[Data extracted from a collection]
>> begin

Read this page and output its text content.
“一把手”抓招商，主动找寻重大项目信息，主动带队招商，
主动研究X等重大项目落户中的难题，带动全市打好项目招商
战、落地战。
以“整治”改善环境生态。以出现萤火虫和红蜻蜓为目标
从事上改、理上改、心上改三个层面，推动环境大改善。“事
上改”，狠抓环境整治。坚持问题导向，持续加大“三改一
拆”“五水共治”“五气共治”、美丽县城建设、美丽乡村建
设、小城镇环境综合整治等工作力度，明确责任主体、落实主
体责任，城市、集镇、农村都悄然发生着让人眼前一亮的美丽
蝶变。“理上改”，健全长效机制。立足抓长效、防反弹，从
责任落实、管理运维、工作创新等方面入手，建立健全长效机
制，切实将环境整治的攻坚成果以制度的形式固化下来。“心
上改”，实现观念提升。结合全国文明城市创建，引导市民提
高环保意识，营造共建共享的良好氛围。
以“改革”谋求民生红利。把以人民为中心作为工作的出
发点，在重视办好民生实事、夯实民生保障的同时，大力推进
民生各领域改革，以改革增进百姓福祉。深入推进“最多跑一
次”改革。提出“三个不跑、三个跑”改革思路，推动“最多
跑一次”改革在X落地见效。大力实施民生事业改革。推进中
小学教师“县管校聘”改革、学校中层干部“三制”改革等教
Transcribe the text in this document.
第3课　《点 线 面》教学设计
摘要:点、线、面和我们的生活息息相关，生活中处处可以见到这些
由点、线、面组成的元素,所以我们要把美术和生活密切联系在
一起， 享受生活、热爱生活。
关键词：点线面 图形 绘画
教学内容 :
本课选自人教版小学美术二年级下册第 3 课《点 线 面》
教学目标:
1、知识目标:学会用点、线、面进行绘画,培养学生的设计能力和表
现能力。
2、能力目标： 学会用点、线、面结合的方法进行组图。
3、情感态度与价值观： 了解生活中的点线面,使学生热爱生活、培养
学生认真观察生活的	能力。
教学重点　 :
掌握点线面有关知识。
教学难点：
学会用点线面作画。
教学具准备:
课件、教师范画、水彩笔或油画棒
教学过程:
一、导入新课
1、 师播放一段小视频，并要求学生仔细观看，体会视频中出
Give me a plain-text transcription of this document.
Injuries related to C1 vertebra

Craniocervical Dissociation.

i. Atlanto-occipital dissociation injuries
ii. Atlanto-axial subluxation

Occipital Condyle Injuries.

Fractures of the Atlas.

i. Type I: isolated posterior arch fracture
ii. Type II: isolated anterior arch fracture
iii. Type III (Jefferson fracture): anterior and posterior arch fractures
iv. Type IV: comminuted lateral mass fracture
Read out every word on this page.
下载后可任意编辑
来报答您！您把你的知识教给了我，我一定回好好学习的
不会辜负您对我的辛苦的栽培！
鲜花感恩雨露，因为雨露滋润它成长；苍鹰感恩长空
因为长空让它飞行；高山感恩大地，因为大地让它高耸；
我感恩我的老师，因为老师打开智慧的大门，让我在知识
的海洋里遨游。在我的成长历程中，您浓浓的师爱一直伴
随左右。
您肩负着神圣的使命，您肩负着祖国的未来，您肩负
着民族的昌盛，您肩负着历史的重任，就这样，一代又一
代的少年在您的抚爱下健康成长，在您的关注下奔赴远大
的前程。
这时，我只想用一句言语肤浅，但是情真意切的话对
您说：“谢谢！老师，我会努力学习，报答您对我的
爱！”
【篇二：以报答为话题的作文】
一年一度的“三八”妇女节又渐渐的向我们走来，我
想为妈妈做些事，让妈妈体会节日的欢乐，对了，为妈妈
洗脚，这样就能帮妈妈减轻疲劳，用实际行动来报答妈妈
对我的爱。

>> end

* _EXERCISE_
Only the lines from the one that contains "Transcribe the text in this document." to the end of the data should be output, exactly as they appear.

* _ANSWER TO THIS TASK_
Transcribe the text in this document.
第3课　《点 线 面》教学设计
摘要:点、线、面和我们的生活息息相关，生活中处处可以见到这些
由点、线、面组成的元素,所以我们要把美术和生活密切联系在
一起， 享受生活、热爱生活。
关键词：点线面 图形 绘画
教学内容 :
本课选自人教版小学美术二年级下册第 3 课《点 线 面》
教学目标:
1、知识目标:学会用点、线、面进行绘画,培养学生的设计能力和表
现能力。
2、能力目标： 学会用点、线、面结合的方法进行组图。
3、情感态度与价值观： 了解生活中的点线面,使学生热爱生活、培养
学生认真观察生活的	能力。
教学重点　 :
掌握点线面有关知识。
教学难点：
学会用点线面作画。
教学具准备:
课件、教师范画、水彩笔或油画棒
教学过程:
一、导入新课
1、 师播放一段小视频，并要求学生仔细观看，体会视频中出
Give me a plain-text transcription of this document.
Injuries related to C1 vertebra

Craniocervical Dissociation.

i. Atlanto-occipital dissociation injuries
ii. Atlanto-axial subluxation

Occipital Condyle Injuries.

Fractures of the Atlas.

i. Type I: isolated posterior arch fracture
ii. Type II: isolated anterior arch fracture
iii. Type III (Jefferson fracture): anterior and posterior arch fractures
iv. Type IV: comminuted lateral mass fracture
Read out every word on this page.
下载后可任意编辑
来报答您！您把你的知识教给了我，我一定回好好学习的
不会辜负您对我的辛苦的栽培！
鲜花感恩雨露，因为雨露滋润它成长；苍鹰感恩长空
因为长空让它飞行；高山感恩大地，因为大地让它高耸；
我感恩我的老师，因为老师打开智慧的大门，让我在知识
的海洋里遨游。在我的成长历程中，您浓浓的师爱一直伴
随左右。
您肩负着神圣的使命，您肩负着祖国的未来，您肩负
着民族的昌盛，您肩负着历史的重任，就这样，一代又一
代的少年在您的抚爱下健康成长，在您的关注下奔赴远大
的前程。
这时，我只想用一句言语肤浅，但是情真意切的话对
您说：“谢谢！老师，我会努力学习，报答您对我的
爱！”
【篇二：以报答为话题的作文】
一年一度的“三八”妇女节又渐渐的向我们走来，我
想为妈妈做些事，让妈妈体会节日的欢乐，对了，为妈妈
洗脚，这样就能帮妈妈减轻疲劳，用实际行动来报答妈妈
对我的爱。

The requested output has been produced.